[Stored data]
-- BEGIN --

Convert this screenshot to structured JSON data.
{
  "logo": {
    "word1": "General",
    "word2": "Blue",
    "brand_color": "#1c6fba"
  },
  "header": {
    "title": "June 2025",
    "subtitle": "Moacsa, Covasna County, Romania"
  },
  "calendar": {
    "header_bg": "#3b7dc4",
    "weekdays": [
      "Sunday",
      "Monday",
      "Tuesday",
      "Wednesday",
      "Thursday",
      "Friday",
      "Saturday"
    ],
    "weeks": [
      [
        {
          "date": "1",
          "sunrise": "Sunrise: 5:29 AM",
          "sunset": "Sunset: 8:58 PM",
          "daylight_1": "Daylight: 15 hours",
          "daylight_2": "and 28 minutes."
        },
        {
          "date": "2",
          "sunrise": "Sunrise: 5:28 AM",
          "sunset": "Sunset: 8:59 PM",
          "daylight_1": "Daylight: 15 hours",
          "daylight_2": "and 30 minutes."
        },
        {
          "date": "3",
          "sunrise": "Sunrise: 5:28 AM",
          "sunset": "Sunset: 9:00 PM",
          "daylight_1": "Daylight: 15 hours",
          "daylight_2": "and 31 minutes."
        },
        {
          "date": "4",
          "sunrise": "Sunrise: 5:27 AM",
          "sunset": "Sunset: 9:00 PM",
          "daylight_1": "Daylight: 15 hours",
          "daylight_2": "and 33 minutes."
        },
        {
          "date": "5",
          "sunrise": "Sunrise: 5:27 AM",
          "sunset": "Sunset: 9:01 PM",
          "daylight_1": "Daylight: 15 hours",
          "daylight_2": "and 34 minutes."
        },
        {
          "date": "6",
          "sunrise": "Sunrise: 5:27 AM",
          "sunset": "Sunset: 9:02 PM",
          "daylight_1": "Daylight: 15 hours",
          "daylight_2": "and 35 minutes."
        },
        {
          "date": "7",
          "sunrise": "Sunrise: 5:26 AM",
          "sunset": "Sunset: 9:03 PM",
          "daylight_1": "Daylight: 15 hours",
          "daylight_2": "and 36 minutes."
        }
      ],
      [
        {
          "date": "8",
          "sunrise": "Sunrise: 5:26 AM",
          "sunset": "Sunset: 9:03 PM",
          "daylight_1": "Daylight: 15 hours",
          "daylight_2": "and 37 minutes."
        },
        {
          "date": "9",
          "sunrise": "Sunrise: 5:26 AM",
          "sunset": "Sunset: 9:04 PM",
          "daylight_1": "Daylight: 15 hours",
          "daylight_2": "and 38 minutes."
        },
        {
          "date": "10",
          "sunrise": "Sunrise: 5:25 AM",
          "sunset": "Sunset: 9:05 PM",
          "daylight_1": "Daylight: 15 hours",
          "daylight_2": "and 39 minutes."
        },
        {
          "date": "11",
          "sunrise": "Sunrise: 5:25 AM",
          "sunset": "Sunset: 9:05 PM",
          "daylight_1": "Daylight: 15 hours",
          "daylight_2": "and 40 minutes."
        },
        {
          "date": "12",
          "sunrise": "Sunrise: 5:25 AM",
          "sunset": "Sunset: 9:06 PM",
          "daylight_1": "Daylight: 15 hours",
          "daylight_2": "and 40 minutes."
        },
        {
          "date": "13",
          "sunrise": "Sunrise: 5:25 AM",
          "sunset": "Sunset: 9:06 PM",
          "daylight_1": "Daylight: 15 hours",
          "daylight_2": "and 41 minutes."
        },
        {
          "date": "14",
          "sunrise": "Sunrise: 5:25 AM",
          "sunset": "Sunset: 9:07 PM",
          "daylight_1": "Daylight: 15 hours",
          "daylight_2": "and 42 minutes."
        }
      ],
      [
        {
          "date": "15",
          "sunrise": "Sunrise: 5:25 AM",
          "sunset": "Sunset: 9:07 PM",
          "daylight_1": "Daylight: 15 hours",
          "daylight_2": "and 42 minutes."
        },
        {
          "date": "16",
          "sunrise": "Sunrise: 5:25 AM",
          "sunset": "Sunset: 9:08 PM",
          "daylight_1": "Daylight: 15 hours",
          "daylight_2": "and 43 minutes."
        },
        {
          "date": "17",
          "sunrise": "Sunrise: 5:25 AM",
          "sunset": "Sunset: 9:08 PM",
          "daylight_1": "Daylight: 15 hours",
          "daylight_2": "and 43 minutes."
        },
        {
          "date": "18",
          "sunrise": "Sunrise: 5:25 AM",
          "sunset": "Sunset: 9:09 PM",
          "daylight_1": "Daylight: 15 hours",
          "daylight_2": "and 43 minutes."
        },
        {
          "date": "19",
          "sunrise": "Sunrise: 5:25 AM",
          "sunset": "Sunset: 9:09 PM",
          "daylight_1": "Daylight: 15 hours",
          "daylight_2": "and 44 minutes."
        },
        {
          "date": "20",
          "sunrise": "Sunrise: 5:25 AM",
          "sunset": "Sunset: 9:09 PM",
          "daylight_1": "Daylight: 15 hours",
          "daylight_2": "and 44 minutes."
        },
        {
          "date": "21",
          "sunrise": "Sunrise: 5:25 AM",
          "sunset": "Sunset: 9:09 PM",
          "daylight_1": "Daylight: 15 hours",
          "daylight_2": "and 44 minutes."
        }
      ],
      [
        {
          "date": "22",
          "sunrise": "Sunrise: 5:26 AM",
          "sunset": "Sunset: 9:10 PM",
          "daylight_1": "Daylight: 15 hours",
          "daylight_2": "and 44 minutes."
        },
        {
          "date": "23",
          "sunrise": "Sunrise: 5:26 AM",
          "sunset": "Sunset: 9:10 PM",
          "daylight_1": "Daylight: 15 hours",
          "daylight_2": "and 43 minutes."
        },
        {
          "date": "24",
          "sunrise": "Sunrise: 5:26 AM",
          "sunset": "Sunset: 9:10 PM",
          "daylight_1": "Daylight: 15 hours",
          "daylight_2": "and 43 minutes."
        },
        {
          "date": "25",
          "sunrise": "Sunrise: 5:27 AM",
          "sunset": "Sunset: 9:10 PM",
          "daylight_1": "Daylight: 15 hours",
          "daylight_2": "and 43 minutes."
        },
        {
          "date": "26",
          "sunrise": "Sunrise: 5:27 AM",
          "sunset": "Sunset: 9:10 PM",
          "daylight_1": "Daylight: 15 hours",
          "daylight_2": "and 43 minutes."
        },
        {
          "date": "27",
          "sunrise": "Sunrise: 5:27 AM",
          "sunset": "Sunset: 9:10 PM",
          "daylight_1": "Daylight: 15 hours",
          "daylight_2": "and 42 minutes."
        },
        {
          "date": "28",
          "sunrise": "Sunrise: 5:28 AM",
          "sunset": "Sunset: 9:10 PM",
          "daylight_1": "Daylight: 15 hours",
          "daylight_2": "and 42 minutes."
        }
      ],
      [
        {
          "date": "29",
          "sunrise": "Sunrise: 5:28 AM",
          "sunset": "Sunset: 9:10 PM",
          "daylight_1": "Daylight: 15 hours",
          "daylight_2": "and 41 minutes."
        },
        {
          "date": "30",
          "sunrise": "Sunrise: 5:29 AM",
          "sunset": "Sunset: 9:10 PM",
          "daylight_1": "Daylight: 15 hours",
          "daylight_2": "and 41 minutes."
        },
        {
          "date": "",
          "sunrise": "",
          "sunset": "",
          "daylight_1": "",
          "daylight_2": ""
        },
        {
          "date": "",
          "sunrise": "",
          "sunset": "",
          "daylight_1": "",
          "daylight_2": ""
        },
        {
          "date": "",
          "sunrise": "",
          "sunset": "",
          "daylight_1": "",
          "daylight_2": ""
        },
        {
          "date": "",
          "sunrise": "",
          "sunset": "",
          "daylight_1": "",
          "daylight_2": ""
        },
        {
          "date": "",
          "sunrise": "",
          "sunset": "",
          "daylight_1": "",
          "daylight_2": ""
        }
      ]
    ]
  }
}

-- END --

Task statement. Extract every entry in the listing word for word.

Exercise solution.
Convert this screenshot to structured JSON data.
{
  "logo": {
    "word1": "General",
    "word2": "Blue",
    "brand_color": "#1c6fba"
  },
  "header": {
    "title": "June 2025",
    "subtitle": "Moacsa, Covasna County, Romania"
  },
  "calendar": {
    "header_bg": "#3b7dc4",
    "weekdays": [
      "Sunday",
      "Monday",
      "Tuesday",
      "Wednesday",
      "Thursday",
      "Friday",
      "Saturday"
    ],
    "weeks": [
      [
        {
          "date": "1",
          "sunrise": "Sunrise: 5:29 AM",
          "sunset": "Sunset: 8:58 PM",
          "daylight_1": "Daylight: 15 hours",
          "daylight_2": "and 28 minutes."
        },
        {
          "date": "2",
          "sunrise": "Sunrise: 5:28 AM",
          "sunset": "Sunset: 8:59 PM",
          "daylight_1": "Daylight: 15 hours",
          "daylight_2": "and 30 minutes."
        },
        {
          "date": "3",
          "sunrise": "Sunrise: 5:28 AM",
          "sunset": "Sunset: 9:00 PM",
          "daylight_1": "Daylight: 15 hours",
          "daylight_2": "and 31 minutes."
        },
        {
          "date": "4",
          "sunrise": "Sunrise: 5:27 AM",
          "sunset": "Sunset: 9:00 PM",
          "daylight_1": "Daylight: 15 hours",
          "daylight_2": "and 33 minutes."
        },
        {
          "date": "5",
          "sunrise": "Sunrise: 5:27 AM",
          "sunset": "Sunset: 9:01 PM",
          "daylight_1": "Daylight: 15 hours",
          "daylight_2": "and 34 minutes."
        },
        {
          "date": "6",
          "sunrise": "Sunrise: 5:27 AM",
          "sunset": "Sunset: 9:02 PM",
          "daylight_1": "Daylight: 15 hours",
          "daylight_2": "and 35 minutes."
        },
        {
          "date": "7",
          "sunrise": "Sunrise: 5:26 AM",
          "sunset": "Sunset: 9:03 PM",
          "daylight_1": "Daylight: 15 hours",
          "daylight_2": "and 36 minutes."
        }
      ],
      [
        {
          "date": "8",
          "sunrise": "Sunrise: 5:26 AM",
          "sunset": "Sunset: 9:03 PM",
          "daylight_1": "Daylight: 15 hours",
          "daylight_2": "and 37 minutes."
        },
        {
          "date": "9",
          "sunrise": "Sunrise: 5:26 AM",
          "sunset": "Sunset: 9:04 PM",
          "daylight_1": "Daylight: 15 hours",
          "daylight_2": "and 38 minutes."
        },
        {
          "date": "10",
          "sunrise": "Sunrise: 5:25 AM",
          "sunset": "Sunset: 9:05 PM",
          "daylight_1": "Daylight: 15 hours",
          "daylight_2": "and 39 minutes."
        },
        {
          "date": "11",
          "sunrise": "Sunrise: 5:25 AM",
          "sunset": "Sunset: 9:05 PM",
          "daylight_1": "Daylight: 15 hours",
          "daylight_2": "and 40 minutes."
        },
        {
          "date": "12",
          "sunrise": "Sunrise: 5:25 AM",
          "sunset": "Sunset: 9:06 PM",
          "daylight_1": "Daylight: 15 hours",
          "daylight_2": "and 40 minutes."
        },
        {
          "date": "13",
          "sunrise": "Sunrise: 5:25 AM",
          "sunset": "Sunset: 9:06 PM",
          "daylight_1": "Daylight: 15 hours",
          "daylight_2": "and 41 minutes."
        },
        {
          "date": "14",
          "sunrise": "Sunrise: 5:25 AM",
          "sunset": "Sunset: 9:07 PM",
          "daylight_1": "Daylight: 15 hours",
          "daylight_2": "and 42 minutes."
        }
      ],
      [
        {
          "date": "15",
          "sunrise": "Sunrise: 5:25 AM",
          "sunset": "Sunset: 9:07 PM",
          "daylight_1": "Daylight: 15 hours",
          "daylight_2": "and 42 minutes."
        },
        {
          "date": "16",
          "sunrise": "Sunrise: 5:25 AM",
          "sunset": "Sunset: 9:08 PM",
          "daylight_1": "Daylight: 15 hours",
          "daylight_2": "and 43 minutes."
        },
        {
          "date": "17",
          "sunrise": "Sunrise: 5:25 AM",
          "sunset": "Sunset: 9:08 PM",
          "daylight_1": "Daylight: 15 hours",
          "daylight_2": "and 43 minutes."
        },
        {
          "date": "18",
          "sunrise": "Sunrise: 5:25 AM",
          "sunset": "Sunset: 9:09 PM",
          "daylight_1": "Daylight: 15 hours",
          "daylight_2": "and 43 minutes."
        },
        {
          "date": "19",
          "sunrise": "Sunrise: 5:25 AM",
          "sunset": "Sunset: 9:09 PM",
          "daylight_1": "Daylight: 15 hours",
          "daylight_2": "and 44 minutes."
        },
        {
          "date": "20",
          "sunrise": "Sunrise: 5:25 AM",
          "sunset": "Sunset: 9:09 PM",
          "daylight_1": "Daylight: 15 hours",
          "daylight_2": "and 44 minutes."
        },
        {
          "date": "21",
          "sunrise": "Sunrise: 5:25 AM",
          "sunset": "Sunset: 9:09 PM",
          "daylight_1": "Daylight: 15 hours",
          "daylight_2": "and 44 minutes."
        }
      ],
      [
        {
          "date": "22",
          "sunrise": "Sunrise: 5:26 AM",
          "sunset": "Sunset: 9:10 PM",
          "daylight_1": "Daylight: 15 hours",
          "daylight_2": "and 44 minutes."
        },
        {
          "date": "23",
          "sunrise": "Sunrise: 5:26 AM",
          "sunset": "Sunset: 9:10 PM",
          "daylight_1": "Daylight: 15 hours",
          "daylight_2": "and 43 minutes."
        },
        {
          "date": "24",
          "sunrise": "Sunrise: 5:26 AM",
          "sunset": "Sunset: 9:10 PM",
          "daylight_1": "Daylight: 15 hours",
          "daylight_2": "and 43 minutes."
        },
        {
          "date": "25",
          "sunrise": "Sunrise: 5:27 AM",
          "sunset": "Sunset: 9:10 PM",
          "daylight_1": "Daylight: 15 hours",
          "daylight_2": "and 43 minutes."
        },
        {
          "date": "26",
          "sunrise": "Sunrise: 5:27 AM",
          "sunset": "Sunset: 9:10 PM",
          "daylight_1": "Daylight: 15 hours",
          "daylight_2": "and 43 minutes."
        },
        {
          "date": "27",
          "sunrise": "Sunrise: 5:27 AM",
          "sunset": "Sunset: 9:10 PM",
          "daylight_1": "Daylight: 15 hours",
          "daylight_2": "and 42 minutes."
        },
        {
          "date": "28",
          "sunrise": "Sunrise: 5:28 AM",
          "sunset": "Sunset: 9:10 PM",
          "daylight_1": "Daylight: 15 hours",
          "daylight_2": "and 42 minutes."
        }
      ],
      [
        {
          "date": "29",
          "sunrise": "Sunrise: 5:28 AM",
          "sunset": "Sunset: 9:10 PM",
          "daylight_1": "Daylight: 15 hours",
          "daylight_2": "and 41 minutes."
        },
        {
          "date": "30",
          "sunrise": "Sunrise: 5:29 AM",
          "sunset": "Sunset: 9:10 PM",
          "daylight_1": "Daylight: 15 hours",
          "daylight_2": "and 41 minutes."
        },
        {
          "date": "",
          "sunrise": "",
          "sunset": "",
          "daylight_1": "",
          "daylight_2": ""
        },
        {
          "date": "",
          "sunrise": "",
          "sunset": "",
          "daylight_1": "",
          "daylight_2": ""
        },
        {
          "date": "",
          "sunrise": "",
          "sunset": "",
          "daylight_1": "",
          "daylight_2": ""
        },
        {
          "date": "",
          "sunrise": "",
          "sunset": "",
          "daylight_1": "",
          "daylight_2": ""
        },
        {
          "date": "",
          "sunrise": "",
          "sunset": "",
          "daylight_1": "",
          "daylight_2": ""
        }
      ]
    ]
  }
}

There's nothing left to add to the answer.